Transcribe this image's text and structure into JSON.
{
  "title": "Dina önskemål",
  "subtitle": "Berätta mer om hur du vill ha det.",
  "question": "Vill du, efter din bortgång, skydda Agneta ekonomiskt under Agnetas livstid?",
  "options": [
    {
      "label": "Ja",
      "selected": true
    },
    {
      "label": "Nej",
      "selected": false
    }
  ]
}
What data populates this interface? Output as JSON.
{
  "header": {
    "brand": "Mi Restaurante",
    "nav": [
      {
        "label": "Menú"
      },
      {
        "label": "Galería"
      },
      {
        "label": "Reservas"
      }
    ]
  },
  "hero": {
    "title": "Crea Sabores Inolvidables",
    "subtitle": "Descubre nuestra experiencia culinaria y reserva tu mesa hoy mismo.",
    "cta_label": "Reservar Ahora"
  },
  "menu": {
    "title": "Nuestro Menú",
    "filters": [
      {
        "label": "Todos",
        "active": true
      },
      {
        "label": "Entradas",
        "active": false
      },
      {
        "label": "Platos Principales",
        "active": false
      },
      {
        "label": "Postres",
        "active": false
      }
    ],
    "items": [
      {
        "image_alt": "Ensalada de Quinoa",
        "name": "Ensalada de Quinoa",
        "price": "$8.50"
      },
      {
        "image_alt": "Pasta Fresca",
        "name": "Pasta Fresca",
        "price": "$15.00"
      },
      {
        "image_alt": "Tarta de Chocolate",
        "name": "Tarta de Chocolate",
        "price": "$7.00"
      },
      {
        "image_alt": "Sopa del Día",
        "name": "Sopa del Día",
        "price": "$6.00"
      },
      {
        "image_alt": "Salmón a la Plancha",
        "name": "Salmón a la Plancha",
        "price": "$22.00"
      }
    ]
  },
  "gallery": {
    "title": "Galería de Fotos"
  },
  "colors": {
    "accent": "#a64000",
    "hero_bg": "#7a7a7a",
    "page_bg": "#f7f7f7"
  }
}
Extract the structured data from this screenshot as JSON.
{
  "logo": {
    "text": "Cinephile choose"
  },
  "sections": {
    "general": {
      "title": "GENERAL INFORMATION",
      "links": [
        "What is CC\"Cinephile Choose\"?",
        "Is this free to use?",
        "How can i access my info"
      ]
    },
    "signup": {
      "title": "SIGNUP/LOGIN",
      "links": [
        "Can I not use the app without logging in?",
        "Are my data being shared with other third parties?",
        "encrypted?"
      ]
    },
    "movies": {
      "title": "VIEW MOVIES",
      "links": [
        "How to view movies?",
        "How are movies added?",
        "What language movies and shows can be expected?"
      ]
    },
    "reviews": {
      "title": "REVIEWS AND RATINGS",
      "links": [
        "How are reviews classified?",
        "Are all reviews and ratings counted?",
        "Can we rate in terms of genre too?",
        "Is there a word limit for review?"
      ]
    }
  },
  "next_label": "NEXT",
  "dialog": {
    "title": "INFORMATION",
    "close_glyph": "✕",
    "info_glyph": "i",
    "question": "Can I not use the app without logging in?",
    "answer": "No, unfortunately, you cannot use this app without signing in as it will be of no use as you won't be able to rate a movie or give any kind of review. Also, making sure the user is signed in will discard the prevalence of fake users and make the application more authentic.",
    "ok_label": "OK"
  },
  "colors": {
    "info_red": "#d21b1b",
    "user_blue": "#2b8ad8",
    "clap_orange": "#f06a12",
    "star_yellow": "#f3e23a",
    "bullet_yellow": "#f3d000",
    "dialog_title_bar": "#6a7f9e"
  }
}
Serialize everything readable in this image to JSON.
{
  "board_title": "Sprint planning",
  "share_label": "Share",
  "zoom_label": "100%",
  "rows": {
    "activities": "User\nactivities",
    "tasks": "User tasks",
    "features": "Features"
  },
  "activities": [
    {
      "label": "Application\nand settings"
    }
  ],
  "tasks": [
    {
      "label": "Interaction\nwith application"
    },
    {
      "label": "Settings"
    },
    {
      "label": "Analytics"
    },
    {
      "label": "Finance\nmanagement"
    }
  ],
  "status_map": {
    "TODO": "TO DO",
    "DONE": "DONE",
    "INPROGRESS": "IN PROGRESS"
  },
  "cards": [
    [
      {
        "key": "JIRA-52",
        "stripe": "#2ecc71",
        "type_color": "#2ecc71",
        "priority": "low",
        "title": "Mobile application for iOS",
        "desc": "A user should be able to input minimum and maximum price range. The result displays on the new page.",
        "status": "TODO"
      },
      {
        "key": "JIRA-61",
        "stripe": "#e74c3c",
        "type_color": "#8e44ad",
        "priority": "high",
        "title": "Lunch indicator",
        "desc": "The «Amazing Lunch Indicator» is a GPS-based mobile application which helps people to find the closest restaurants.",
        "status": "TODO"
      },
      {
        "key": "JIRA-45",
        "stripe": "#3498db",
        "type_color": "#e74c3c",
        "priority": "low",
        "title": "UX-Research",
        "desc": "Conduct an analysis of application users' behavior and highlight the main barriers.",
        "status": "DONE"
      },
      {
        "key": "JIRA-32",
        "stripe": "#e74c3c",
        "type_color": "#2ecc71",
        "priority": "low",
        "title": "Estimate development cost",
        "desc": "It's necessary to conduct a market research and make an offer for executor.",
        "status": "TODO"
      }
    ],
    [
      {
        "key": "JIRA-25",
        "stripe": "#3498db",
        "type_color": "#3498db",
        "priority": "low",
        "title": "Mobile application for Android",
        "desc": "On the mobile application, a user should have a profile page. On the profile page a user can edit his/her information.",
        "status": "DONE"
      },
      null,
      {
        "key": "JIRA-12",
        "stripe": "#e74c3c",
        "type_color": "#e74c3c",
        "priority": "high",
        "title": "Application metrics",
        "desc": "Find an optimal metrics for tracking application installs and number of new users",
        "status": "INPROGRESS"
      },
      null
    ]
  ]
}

----------------------------------------

-- What to produce --
List every line from the entries above in which "Tarta" appears.

-- Correct output --
        "image_alt": "Tarta de Chocolate",
        "name": "Tarta de Chocolate",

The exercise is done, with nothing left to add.